◆ **What the task requires**:
Show all lines from the listing below that contain "this".

◆ **Extracted information**:
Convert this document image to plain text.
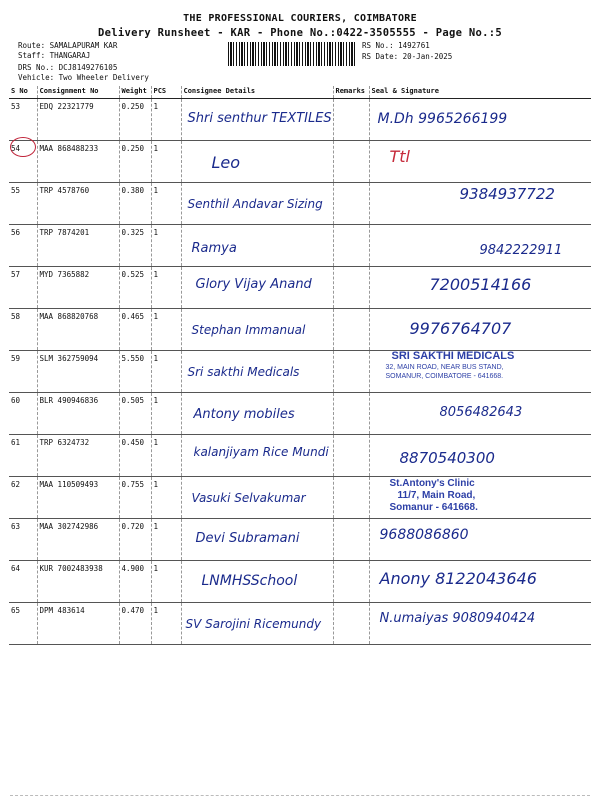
THE PROFESSIONAL COURIERS, COIMBATORE
Delivery Runsheet - KAR - Phone No.:0422-3505555 - Page No.:5
Route: SAMALAPURAM KAR
Staff: THANGARAJ
DRS No.: DCJ8149276105
Vehicle: Two Wheeler Delivery
RS No.: 1492761
RS Date: 20-Jan-2025
S No	Consignment No	Weight	PCS	Consignee Details	Remarks	Seal & Signature
53	EDQ 22321779	0.250	1	Shri senthur TEXTILES		M.Dh 9965266199

54	MAA 868488233	0.250	1	Leo		Ttl

55	TRP 4578760	0.380	1	Senthil Andavar Sizing		9384937722

56	TRP 7874201	0.325	1	Ramya		9842222911

57	MYD 7365882	0.525	1	Glory Vijay Anand		7200514166

58	MAA 868820768	0.465	1	Stephan Immanual		9976764707

59	SLM 362759094	5.550	1	Sri sakthi Medicals		SRI SAKTHI MEDICALS
32, MAIN ROAD, NEAR BUS STAND,
SOMANUR, COIMBATORE - 641668.

60	BLR 490946836	0.505	1	Antony mobiles		8056482643

61	TRP 6324732	0.450	1	kalanjiyam Rice Mundi		8870540300

62	MAA 110509493	0.755	1	Vasuki Selvakumar		St.Antony's Clinic
11/7, Main Road,
Somanur - 641668.

63	MAA 302742986	0.720	1	Devi Subramani		9688086860

64	KUR 7002483938	4.900	1	LNMHSSchool		Anony 8122043646

65	DPM 483614	0.470	1	SV Sarojini Ricemundy		N.umaiyas 9080940424
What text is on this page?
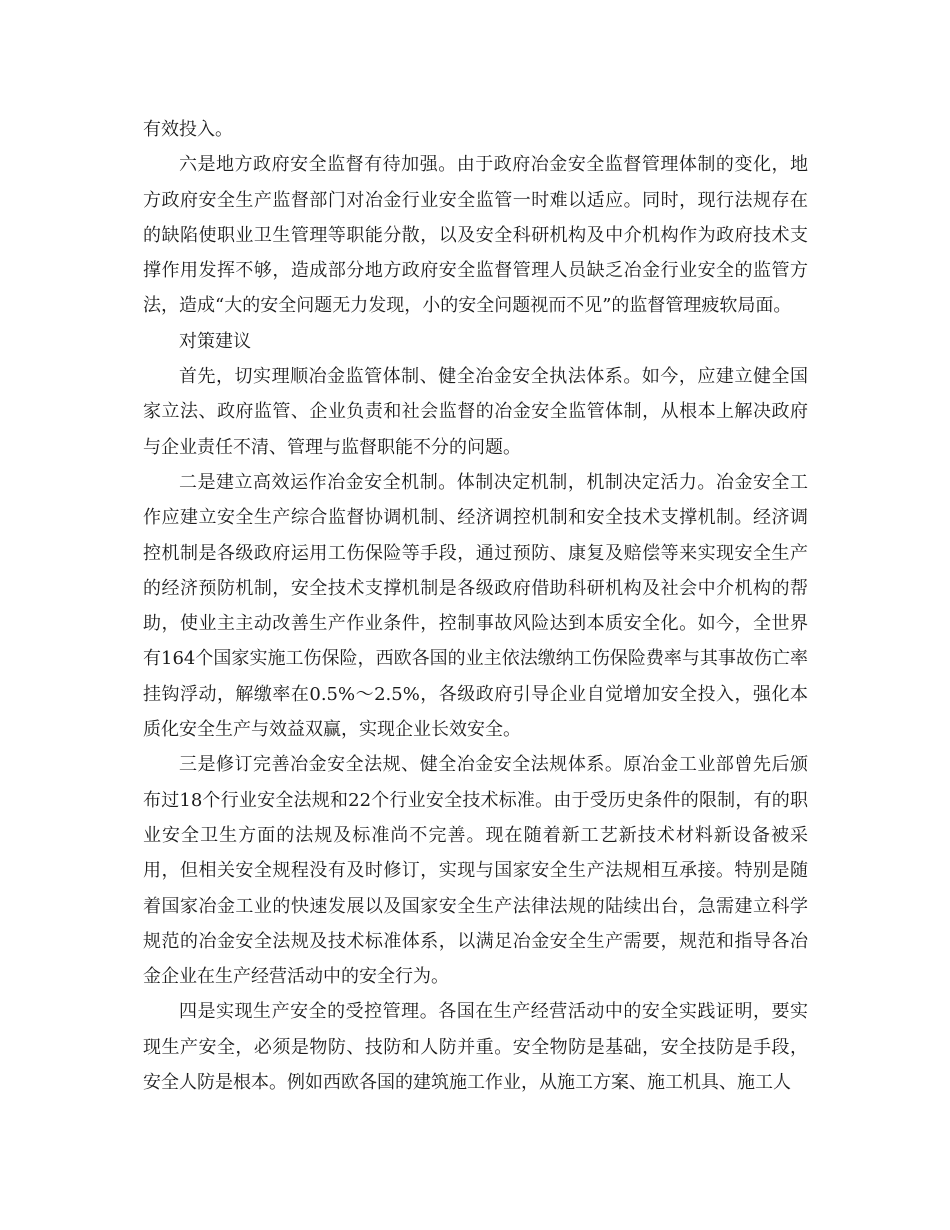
有效投入。

六是地方政府安全监督有待加强。由于政府冶金安全监督管理体制的变化，地方政府安全生产监督部门对冶金行业安全监管一时难以适应。同时，现行法规存在的缺陷使职业卫生管理等职能分散，以及安全科研机构及中介机构作为政府技术支撑作用发挥不够，造成部分地方政府安全监督管理人员缺乏冶金行业安全的监管方法，造成“大的安全问题无力发现，小的安全问题视而不见”的监督管理疲软局面。

对策建议

首先，切实理顺冶金监管体制、健全冶金安全执法体系。如今，应建立健全国家立法、政府监管、企业负责和社会监督的冶金安全监管体制，从根本上解决政府与企业责任不清、管理与监督职能不分的问题。

二是建立高效运作冶金安全机制。体制决定机制，机制决定活力。冶金安全工作应建立安全生产综合监督协调机制、经济调控机制和安全技术支撑机制。经济调控机制是各级政府运用工伤保险等手段，通过预防、康复及赔偿等来实现安全生产的经济预防机制，安全技术支撑机制是各级政府借助科研机构及社会中介机构的帮助，使业主主动改善生产作业条件，控制事故风险达到本质安全化。如今，全世界有164个国家实施工伤保险，西欧各国的业主依法缴纳工伤保险费率与其事故伤亡率挂钩浮动，解缴率在0.5%～2.5%，各级政府引导企业自觉增加安全投入，强化本质化安全生产与效益双赢，实现企业长效安全。

三是修订完善冶金安全法规、健全冶金安全法规体系。原冶金工业部曾先后颁布过18个行业安全法规和22个行业安全技术标准。由于受历史条件的限制，有的职业安全卫生方面的法规及标准尚不完善。现在随着新工艺新技术材料新设备被采用，但相关安全规程没有及时修订，实现与国家安全生产法规相互承接。特别是随着国家冶金工业的快速发展以及国家安全生产法律法规的陆续出台，急需建立科学规范的冶金安全法规及技术标准体系，以满足冶金安全生产需要，规范和指导各冶金企业在生产经营活动中的安全行为。

四是实现生产安全的受控管理。各国在生产经营活动中的安全实践证明，要实现生产安全，必须是物防、技防和人防并重。安全物防是基础，安全技防是手段，安全人防是根本。例如西欧各国的建筑施工作业，从施工方案、施工机具、施工人
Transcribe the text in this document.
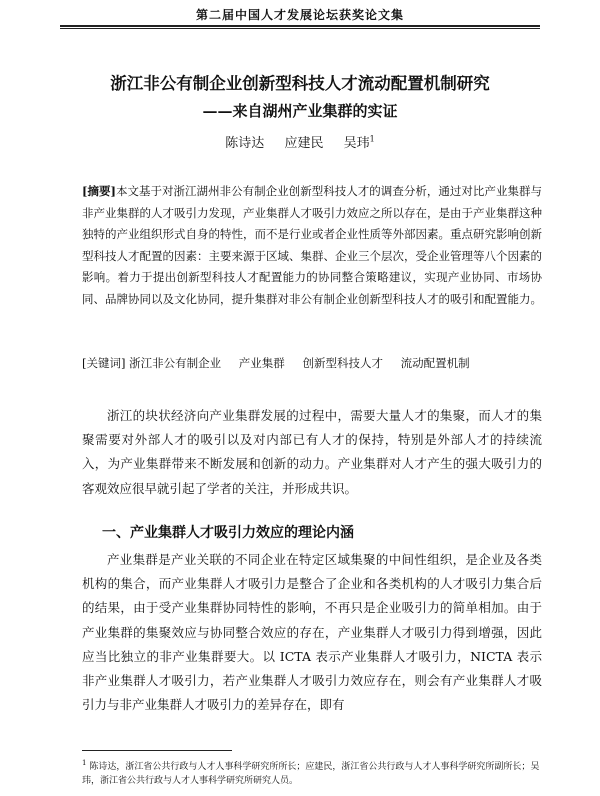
第二届中国人才发展论坛获奖论文集
浙江非公有制企业创新型科技人才流动配置机制研究
——来自湖州产业集群的实证
陈诗达 应建民 吴玮$^1$
[摘要]本文基于对浙江湖州非公有制企业创新型科技人才的调查分析，通过对比产业集群与非产业集群的人才吸引力发现，产业集群人才吸引力效应之所以存在，是由于产业集群这种独特的产业组织形式自身的特性，而不是行业或者企业性质等外部因素。重点研究影响创新型科技人才配置的因素：主要来源于区域、集群、企业三个层次，受企业管理等八个因素的影响。着力于提出创新型科技人才配置能力的协同整合策略建议，实现产业协同、市场协同、品牌协同以及文化协同，提升集群对非公有制企业创新型科技人才的吸引和配置能力。
[关键词] 浙江非公有制企业 产业集群 创新型科技人才 流动配置机制
浙江的块状经济向产业集群发展的过程中，需要大量人才的集聚，而人才的集聚需要对外部人才的吸引以及对内部已有人才的保持，特别是外部人才的持续流入，为产业集群带来不断发展和创新的动力。产业集群对人才产生的强大吸引力的客观效应很早就引起了学者的关注，并形成共识。
一、产业集群人才吸引力效应的理论内涵
产业集群是产业关联的不同企业在特定区域集聚的中间性组织，是企业及各类机构的集合，而产业集群人才吸引力是整合了企业和各类机构的人才吸引力集合后的结果，由于受产业集群协同特性的影响，不再只是企业吸引力的简单相加。由于产业集群的集聚效应与协同整合效应的存在，产业集群人才吸引力得到增强，因此应当比独立的非产业集群要大。以 ICTA 表示产业集群人才吸引力，NICTA 表示非产业集群人才吸引力，若产业集群人才吸引力效应存在，则会有产业集群人才吸引力与非产业集群人才吸引力的差异存在，即有
$^1$ 陈诗达，浙江省公共行政与人才人事科学研究所所长；应建民，浙江省公共行政与人才人事科学研究所副所长；吴玮，浙江省公共行政与人才人事科学研究所研究人员。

◆ **Output of the exercise**:
Convert this document image to plain text.
What text is on this page?
Transcribe the text in this document.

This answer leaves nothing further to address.